Find the lines containing "Convection" and say how many there are, with no other words.

(Extracted records)

[Start]

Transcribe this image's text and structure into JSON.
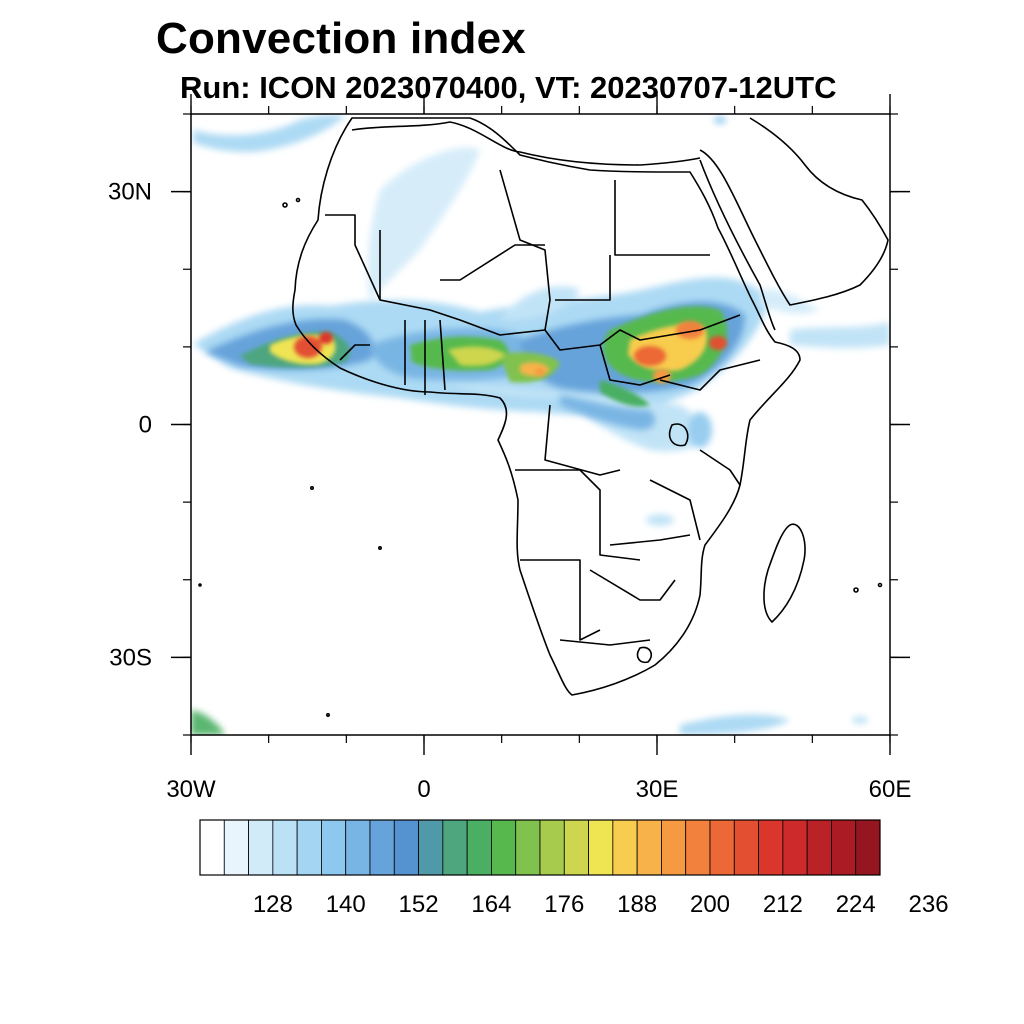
{
  "header": {
    "title": "Convection index",
    "subtitle": "Run: ICON 2023070400,  VT: 20230707-12UTC"
  },
  "map": {
    "lon_range": [
      -30,
      60
    ],
    "lat_range": [
      -40,
      40
    ],
    "x_ticks": [
      {
        "value": -30,
        "label": "30W"
      },
      {
        "value": 0,
        "label": "0"
      },
      {
        "value": 30,
        "label": "30E"
      },
      {
        "value": 60,
        "label": "60E"
      }
    ],
    "y_ticks": [
      {
        "value": 30,
        "label": "30N"
      },
      {
        "value": 0,
        "label": "0"
      },
      {
        "value": -30,
        "label": "30S"
      }
    ],
    "minor_tick_step_deg": 10,
    "shaded_field": "Convection index"
  },
  "colorbar": {
    "labels": [
      "128",
      "140",
      "152",
      "164",
      "176",
      "188",
      "200",
      "212",
      "224",
      "236"
    ],
    "colors": [
      "#ffffff",
      "#e8f5fc",
      "#d2ebf9",
      "#bbe1f6",
      "#a4d6f3",
      "#8dc8ee",
      "#79b5e4",
      "#66a3da",
      "#5493cf",
      "#4f99a8",
      "#4ea67f",
      "#4aaf62",
      "#57b94d",
      "#80c24d",
      "#a7cc4d",
      "#cdd64e",
      "#efe452",
      "#f8cc4e",
      "#f7b349",
      "#f59a43",
      "#f1813d",
      "#ec6836",
      "#e34f31",
      "#da362c",
      "#cc2a2b",
      "#bb2228",
      "#aa1b24",
      "#951620"
    ]
  }
}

[End]

## Output
2